Locate every line that holds the string "dừng" and copy it.

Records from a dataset
-- START --
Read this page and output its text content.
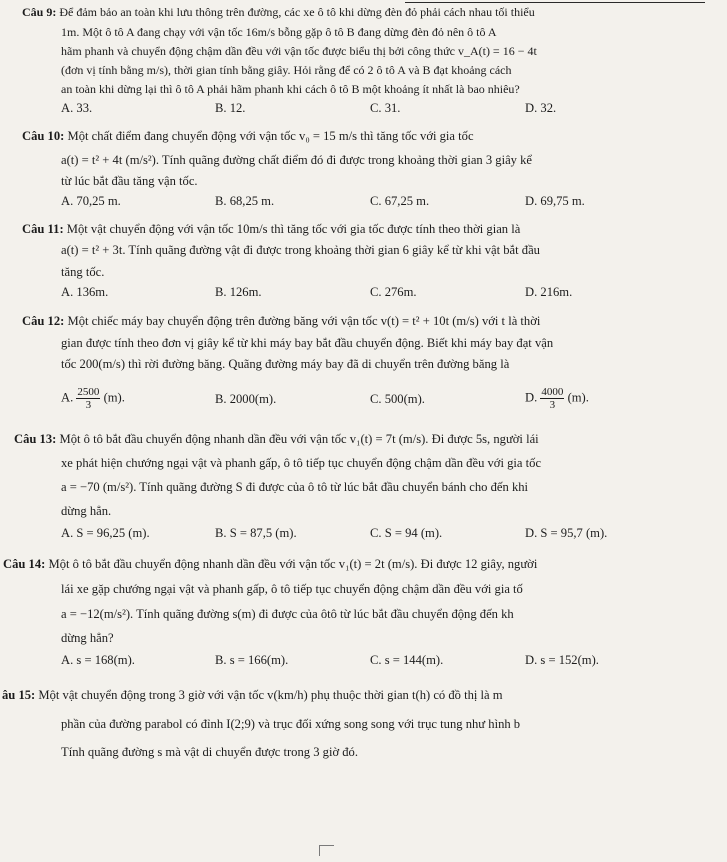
Câu 9: Để đảm bảo an toàn khi lưu thông trên đường, các xe ô tô khi dừng đèn đỏ phải cách nhau tối thiểu
1m. Một ô tô A đang chạy với vận tốc 16m/s bỗng gặp ô tô B đang dừng đèn đỏ nên ô tô A
hãm phanh và chuyển động chậm dần đều với vận tốc được biểu thị bởi công thức v_A(t) = 16 − 4t
(đơn vị tính bằng m/s), thời gian tính bằng giây. Hỏi rằng để có 2 ô tô A và B đạt khoảng cách
an toàn khi dừng lại thì ô tô A phải hãm phanh khi cách ô tô B một khoảng ít nhất là bao nhiêu?
A. 33.	B. 12.	C. 31.	D. 32.
Câu 10: Một chất điểm đang chuyển động với vận tốc v₀ = 15 m/s thì tăng tốc với gia tốc
a(t) = t² + 4t (m/s²). Tính quãng đường chất điểm đó đi được trong khoảng thời gian 3 giây kể
từ lúc bắt đầu tăng vận tốc.
A. 70,25 m.	B. 68,25 m.	C. 67,25 m.	D. 69,75 m.
Câu 11: Một vật chuyển động với vận tốc 10m/s thì tăng tốc với gia tốc được tính theo thời gian là
a(t) = t² + 3t. Tính quãng đường vật đi được trong khoảng thời gian 6 giây kể từ khi vật bắt đầu
tăng tốc.
A. 136m.	B. 126m.	C. 276m.	D. 216m.
Câu 12: Một chiếc máy bay chuyển động trên đường băng với vận tốc v(t) = t² + 10t (m/s) với t là thời
gian được tính theo đơn vị giây kể từ khi máy bay bắt đầu chuyển động. Biết khi máy bay đạt vận
tốc 200(m/s) thì rời đường băng. Quãng đường máy bay đã di chuyển trên đường băng là
A. $\frac{2500}{3} (m)$.	B. 2000(m).	C. 500(m).	D. $\frac{4000}{3} (m)$.
Câu 13: Một ô tô bắt đầu chuyển động nhanh dần đều với vận tốc v₁(t) = 7t (m/s). Đi được 5s, người lái
xe phát hiện chướng ngại vật và phanh gấp, ô tô tiếp tục chuyển động chậm dần đều với gia tốc
a = −70 (m/s²). Tính quãng đường S đi được của ô tô từ lúc bắt đầu chuyển bánh cho đến khi
dừng hẳn.
A. S = 96,25 (m).	B. S = 87,5 (m).	C. S = 94 (m).	D. S = 95,7 (m).
Câu 14: Một ô tô bắt đầu chuyển động nhanh dần đều với vận tốc v₁(t) = 2t (m/s). Đi được 12 giây, người
lái xe gặp chướng ngại vật và phanh gấp, ô tô tiếp tục chuyển động chậm dần đều với gia tố
a = −12(m/s²). Tính quãng đường s(m) đi được của ôtô từ lúc bắt đầu chuyển động đến kh
dừng hẳn?
A. s = 168(m).	B. s = 166(m).	C. s = 144(m).	D. s = 152(m).
âu 15: Một vật chuyển động trong 3 giờ với vận tốc v(km/h) phụ thuộc thời gian t(h) có đồ thị là m
phần của đường parabol có đỉnh I(2;9) và trục đối xứng song song với trục tung như hình b
Tính quãng đường s mà vật di chuyển được trong 3 giờ đó.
-- END --
**Correct output**
Câu 9: Để đảm bảo an toàn khi lưu thông trên đường, các xe ô tô khi dừng đèn đỏ phải cách nhau tối thiểu
1m. Một ô tô A đang chạy với vận tốc 16m/s bỗng gặp ô tô B đang dừng đèn đỏ nên ô tô A
an toàn khi dừng lại thì ô tô A phải hãm phanh khi cách ô tô B một khoảng ít nhất là bao nhiêu?
dừng hẳn.
dừng hẳn?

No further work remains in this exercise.